Your task | Leave out any pictures and transcribe all other data below exactly.
################
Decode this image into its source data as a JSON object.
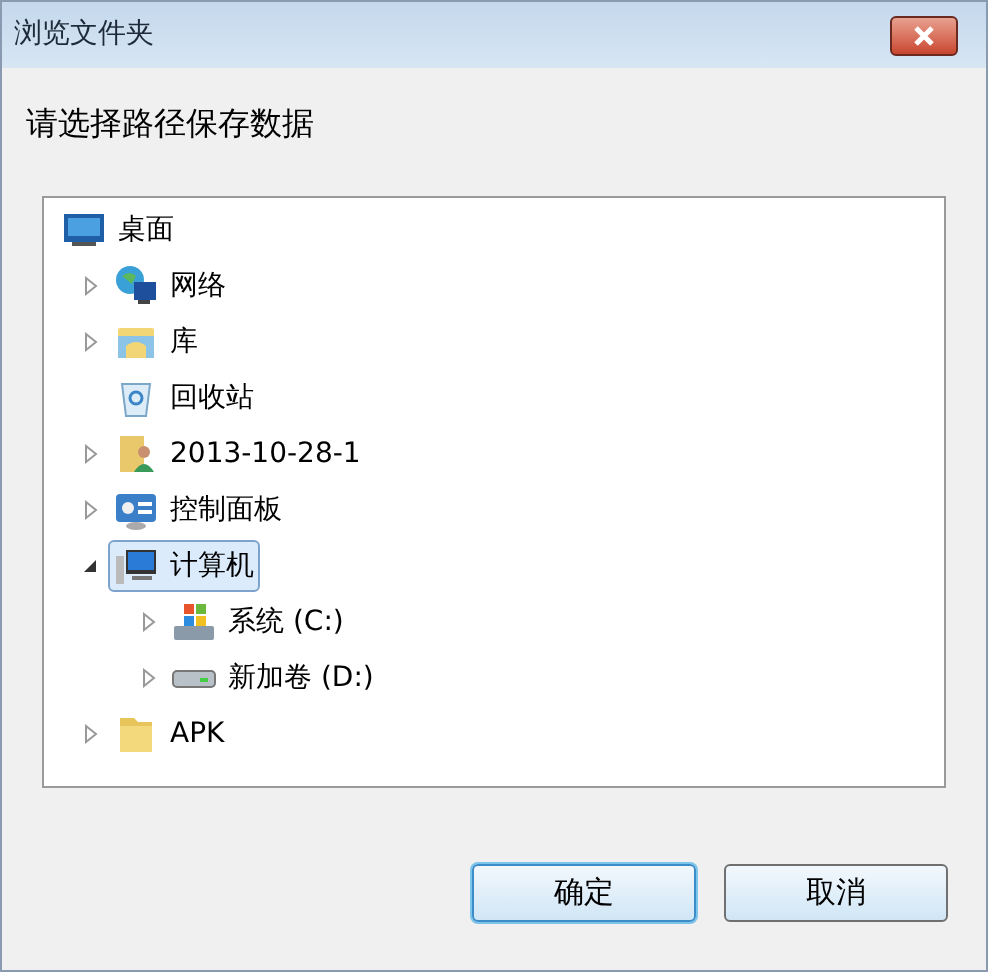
{
  "window": {
    "title": "浏览文件夹"
  },
  "instruction": "请选择路径保存数据",
  "tree": [
    {
      "label": "桌面",
      "kind": "desktop",
      "expandable": false,
      "selected": false,
      "children": [
        {
          "label": "网络",
          "kind": "network",
          "expandable": true,
          "expanded": false,
          "selected": false
        },
        {
          "label": "库",
          "kind": "library",
          "expandable": true,
          "expanded": false,
          "selected": false
        },
        {
          "label": "回收站",
          "kind": "recycle",
          "expandable": false,
          "selected": false
        },
        {
          "label": "2013-10-28-1",
          "kind": "user",
          "expandable": true,
          "expanded": false,
          "selected": false
        },
        {
          "label": "控制面板",
          "kind": "control",
          "expandable": true,
          "expanded": false,
          "selected": false
        },
        {
          "label": "计算机",
          "kind": "computer",
          "expandable": true,
          "expanded": true,
          "selected": true,
          "children": [
            {
              "label": "系统 (C:)",
              "kind": "sysdrive",
              "expandable": true,
              "expanded": false,
              "selected": false
            },
            {
              "label": "新加卷 (D:)",
              "kind": "drive",
              "expandable": true,
              "expanded": false,
              "selected": false
            }
          ]
        },
        {
          "label": "APK",
          "kind": "folder",
          "expandable": true,
          "expanded": false,
          "selected": false
        }
      ]
    }
  ],
  "buttons": [
    {
      "label": "确定",
      "default": true
    },
    {
      "label": "取消",
      "default": false
    }
  ]
}
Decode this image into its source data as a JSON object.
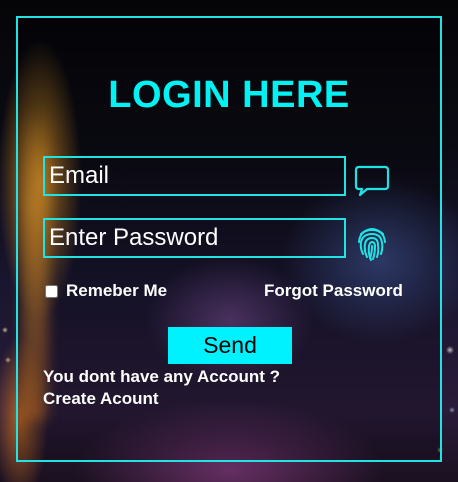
{
  "login": {
    "title": "LOGIN HERE",
    "email_placeholder": "Email",
    "password_placeholder": "Enter Password",
    "remember_label": "Remeber Me",
    "forgot_label": "Forgot Password",
    "send_label": "Send",
    "no_account_text": "You dont have any Account ?",
    "create_account_label": "Create Acount"
  },
  "icons": {
    "email": "chat-bubble-icon",
    "password": "fingerprint-icon"
  },
  "colors": {
    "accent": "#00f2f2",
    "button": "#00f2ff",
    "text": "#ffffff"
  }
}
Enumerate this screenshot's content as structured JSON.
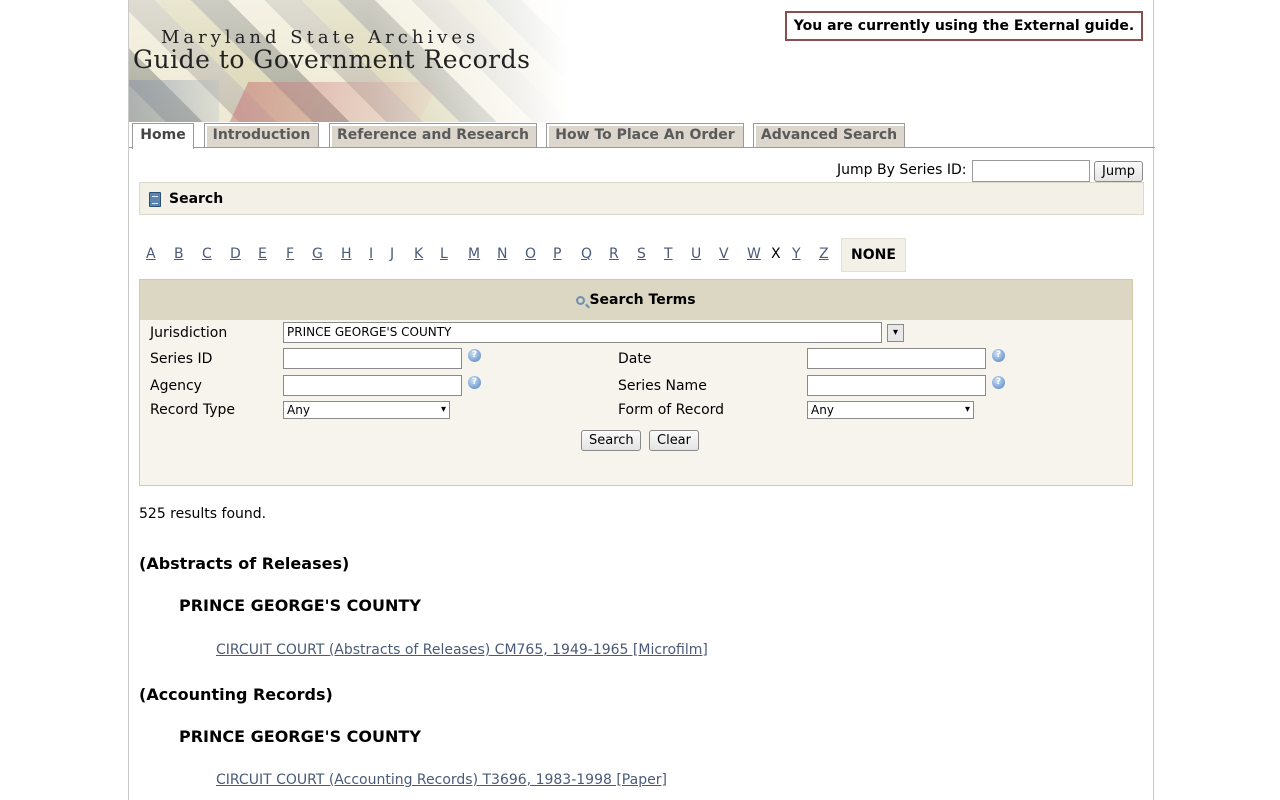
{
  "header": {
    "archives_title": "Maryland State Archives",
    "guide_title": "Guide to Government Records",
    "guide_notice": "You are currently using the External guide."
  },
  "tabs": [
    {
      "label": "Home",
      "active": true
    },
    {
      "label": "Introduction",
      "active": false
    },
    {
      "label": "Reference and Research",
      "active": false
    },
    {
      "label": "How To Place An Order",
      "active": false
    },
    {
      "label": "Advanced Search",
      "active": false
    }
  ],
  "jump": {
    "label": "Jump By Series ID:",
    "value": "",
    "button": "Jump"
  },
  "search_bar": {
    "title": "Search"
  },
  "alphabet": {
    "letters": [
      "A",
      "B",
      "C",
      "D",
      "E",
      "F",
      "G",
      "H",
      "I",
      "J",
      "K",
      "L",
      "M",
      "N",
      "O",
      "P",
      "Q",
      "R",
      "S",
      "T",
      "U",
      "V",
      "W",
      "X",
      "Y",
      "Z"
    ],
    "unlinked": "X",
    "selected": "NONE"
  },
  "search_terms": {
    "title": "Search Terms",
    "jurisdiction_label": "Jurisdiction",
    "jurisdiction_value": "PRINCE GEORGE'S COUNTY",
    "series_id_label": "Series ID",
    "series_id_value": "",
    "date_label": "Date",
    "date_value": "",
    "agency_label": "Agency",
    "agency_value": "",
    "series_name_label": "Series Name",
    "series_name_value": "",
    "record_type_label": "Record Type",
    "record_type_value": "Any",
    "form_label": "Form of Record",
    "form_value": "Any",
    "search_button": "Search",
    "clear_button": "Clear"
  },
  "results": {
    "count_text": "525 results found.",
    "groups": [
      {
        "heading": "(Abstracts of Releases)",
        "county": "PRINCE GEORGE'S COUNTY",
        "link": "CIRCUIT COURT (Abstracts of Releases) CM765, 1949-1965 [Microfilm]"
      },
      {
        "heading": "(Accounting Records)",
        "county": "PRINCE GEORGE'S COUNTY",
        "link": "CIRCUIT COURT (Accounting Records) T3696, 1983-1998 [Paper]"
      }
    ]
  },
  "icons": {
    "help": "?",
    "dropdown": "▾"
  }
}
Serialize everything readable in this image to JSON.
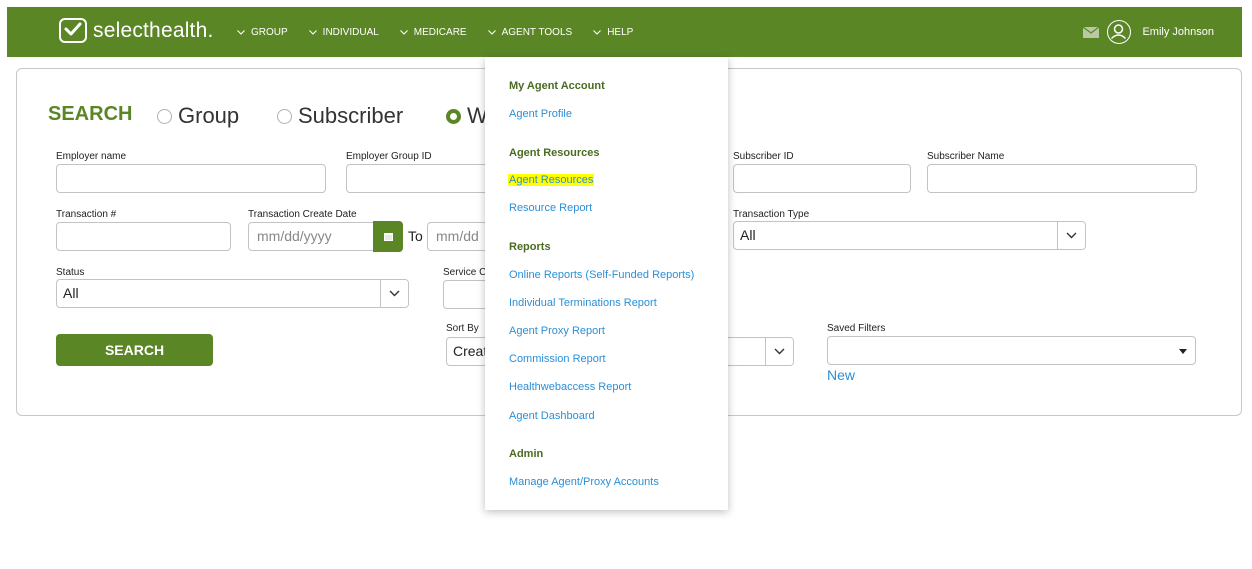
{
  "header": {
    "brand": "selecthealth.",
    "nav": [
      "GROUP",
      "INDIVIDUAL",
      "MEDICARE",
      "AGENT TOOLS",
      "HELP"
    ],
    "user_name": "Emily Johnson"
  },
  "search": {
    "title": "SEARCH",
    "options": [
      "Group",
      "Subscriber",
      "W"
    ],
    "labels": {
      "employer_name": "Employer name",
      "employer_group_id": "Employer Group ID",
      "subscriber_id": "Subscriber ID",
      "subscriber_name": "Subscriber Name",
      "transaction_no": "Transaction #",
      "transaction_create_date": "Transaction Create Date",
      "transaction_type": "Transaction Type",
      "status": "Status",
      "service": "Service C",
      "sort_by": "Sort By",
      "saved_filters": "Saved Filters"
    },
    "date_placeholder_from": "mm/dd/yyyy",
    "date_placeholder_to": "mm/dd",
    "to_label": "To",
    "transaction_type_value": "All",
    "status_value": "All",
    "sort_by_value": "Creat",
    "search_button": "SEARCH",
    "new_link": "New"
  },
  "dropdown": {
    "sections": [
      {
        "heading": "My Agent Account",
        "links": [
          "Agent Profile"
        ]
      },
      {
        "heading": "Agent Resources",
        "links": [
          "Agent Resources",
          "Resource Report"
        ]
      },
      {
        "heading": "Reports",
        "links": [
          "Online Reports (Self-Funded Reports)",
          "Individual Terminations Report",
          "Agent Proxy Report",
          "Commission Report",
          "Healthwebaccess Report",
          "Agent Dashboard"
        ]
      },
      {
        "heading": "Admin",
        "links": [
          "Manage Agent/Proxy Accounts"
        ]
      }
    ]
  },
  "colors": {
    "brand_green": "#5b8626",
    "link_blue": "#2b8fd6",
    "highlight": "#ffff00"
  }
}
################
The result |
Decode this image into its source data as a JSON object.
{
  "window": {
    "title": "浏览文件夹"
  },
  "instruction": "请选择路径保存数据",
  "tree": [
    {
      "label": "桌面",
      "kind": "desktop",
      "expandable": false,
      "selected": false,
      "children": [
        {
          "label": "网络",
          "kind": "network",
          "expandable": true,
          "expanded": false,
          "selected": false
        },
        {
          "label": "库",
          "kind": "library",
          "expandable": true,
          "expanded": false,
          "selected": false
        },
        {
          "label": "回收站",
          "kind": "recycle",
          "expandable": false,
          "selected": false
        },
        {
          "label": "2013-10-28-1",
          "kind": "user",
          "expandable": true,
          "expanded": false,
          "selected": false
        },
        {
          "label": "控制面板",
          "kind": "control",
          "expandable": true,
          "expanded": false,
          "selected": false
        },
        {
          "label": "计算机",
          "kind": "computer",
          "expandable": true,
          "expanded": true,
          "selected": true,
          "children": [
            {
              "label": "系统 (C:)",
              "kind": "sysdrive",
              "expandable": true,
              "expanded": false,
              "selected": false
            },
            {
              "label": "新加卷 (D:)",
              "kind": "drive",
              "expandable": true,
              "expanded": false,
              "selected": false
            }
          ]
        },
        {
          "label": "APK",
          "kind": "folder",
          "expandable": true,
          "expanded": false,
          "selected": false
        }
      ]
    }
  ],
  "buttons": [
    {
      "label": "确定",
      "default": true
    },
    {
      "label": "取消",
      "default": false
    }
  ]
}
Decode this image into its source data as a JSON object.
{
  "login": {
    "title": "LOGIN HERE",
    "email_placeholder": "Email",
    "password_placeholder": "Enter Password",
    "remember_label": "Remeber Me",
    "forgot_label": "Forgot Password",
    "send_label": "Send",
    "no_account_text": "You dont have any Account ?",
    "create_account_label": "Create Acount"
  },
  "icons": {
    "email": "chat-bubble-icon",
    "password": "fingerprint-icon"
  },
  "colors": {
    "accent": "#00f2f2",
    "button": "#00f2ff",
    "text": "#ffffff"
  }
}
Enumerate this screenshot's content as structured JSON.
{
  "header": {
    "archives_title": "Maryland State Archives",
    "guide_title": "Guide to Government Records",
    "guide_notice": "You are currently using the External guide."
  },
  "tabs": [
    {
      "label": "Home",
      "active": true
    },
    {
      "label": "Introduction",
      "active": false
    },
    {
      "label": "Reference and Research",
      "active": false
    },
    {
      "label": "How To Place An Order",
      "active": false
    },
    {
      "label": "Advanced Search",
      "active": false
    }
  ],
  "jump": {
    "label": "Jump By Series ID:",
    "value": "",
    "button": "Jump"
  },
  "search_bar": {
    "title": "Search"
  },
  "alphabet": {
    "letters": [
      "A",
      "B",
      "C",
      "D",
      "E",
      "F",
      "G",
      "H",
      "I",
      "J",
      "K",
      "L",
      "M",
      "N",
      "O",
      "P",
      "Q",
      "R",
      "S",
      "T",
      "U",
      "V",
      "W",
      "X",
      "Y",
      "Z"
    ],
    "unlinked": "X",
    "selected": "NONE"
  },
  "search_terms": {
    "title": "Search Terms",
    "jurisdiction_label": "Jurisdiction",
    "jurisdiction_value": "PRINCE GEORGE'S COUNTY",
    "series_id_label": "Series ID",
    "series_id_value": "",
    "date_label": "Date",
    "date_value": "",
    "agency_label": "Agency",
    "agency_value": "",
    "series_name_label": "Series Name",
    "series_name_value": "",
    "record_type_label": "Record Type",
    "record_type_value": "Any",
    "form_label": "Form of Record",
    "form_value": "Any",
    "search_button": "Search",
    "clear_button": "Clear"
  },
  "results": {
    "count_text": "525 results found.",
    "groups": [
      {
        "heading": "(Abstracts of Releases)",
        "county": "PRINCE GEORGE'S COUNTY",
        "link": "CIRCUIT COURT (Abstracts of Releases) CM765, 1949-1965 [Microfilm]"
      },
      {
        "heading": "(Accounting Records)",
        "county": "PRINCE GEORGE'S COUNTY",
        "link": "CIRCUIT COURT (Accounting Records) T3696, 1983-1998 [Paper]"
      }
    ]
  },
  "icons": {
    "help": "?",
    "dropdown": "▾"
  }
}
Serialize everything readable in this image to JSON.
{
  "header": {
    "brand": "selecthealth.",
    "nav": [
      "GROUP",
      "INDIVIDUAL",
      "MEDICARE",
      "AGENT TOOLS",
      "HELP"
    ],
    "user_name": "Emily Johnson"
  },
  "search": {
    "title": "SEARCH",
    "options": [
      "Group",
      "Subscriber",
      "W"
    ],
    "labels": {
      "employer_name": "Employer name",
      "employer_group_id": "Employer Group ID",
      "subscriber_id": "Subscriber ID",
      "subscriber_name": "Subscriber Name",
      "transaction_no": "Transaction #",
      "transaction_create_date": "Transaction Create Date",
      "transaction_type": "Transaction Type",
      "status": "Status",
      "service": "Service C",
      "sort_by": "Sort By",
      "saved_filters": "Saved Filters"
    },
    "date_placeholder_from": "mm/dd/yyyy",
    "date_placeholder_to": "mm/dd",
    "to_label": "To",
    "transaction_type_value": "All",
    "status_value": "All",
    "sort_by_value": "Creat",
    "search_button": "SEARCH",
    "new_link": "New"
  },
  "dropdown": {
    "sections": [
      {
        "heading": "My Agent Account",
        "links": [
          "Agent Profile"
        ]
      },
      {
        "heading": "Agent Resources",
        "links": [
          "Agent Resources",
          "Resource Report"
        ]
      },
      {
        "heading": "Reports",
        "links": [
          "Online Reports (Self-Funded Reports)",
          "Individual Terminations Report",
          "Agent Proxy Report",
          "Commission Report",
          "Healthwebaccess Report",
          "Agent Dashboard"
        ]
      },
      {
        "heading": "Admin",
        "links": [
          "Manage Agent/Proxy Accounts"
        ]
      }
    ]
  },
  "colors": {
    "brand_green": "#5b8626",
    "link_blue": "#2b8fd6",
    "highlight": "#ffff00"
  }
}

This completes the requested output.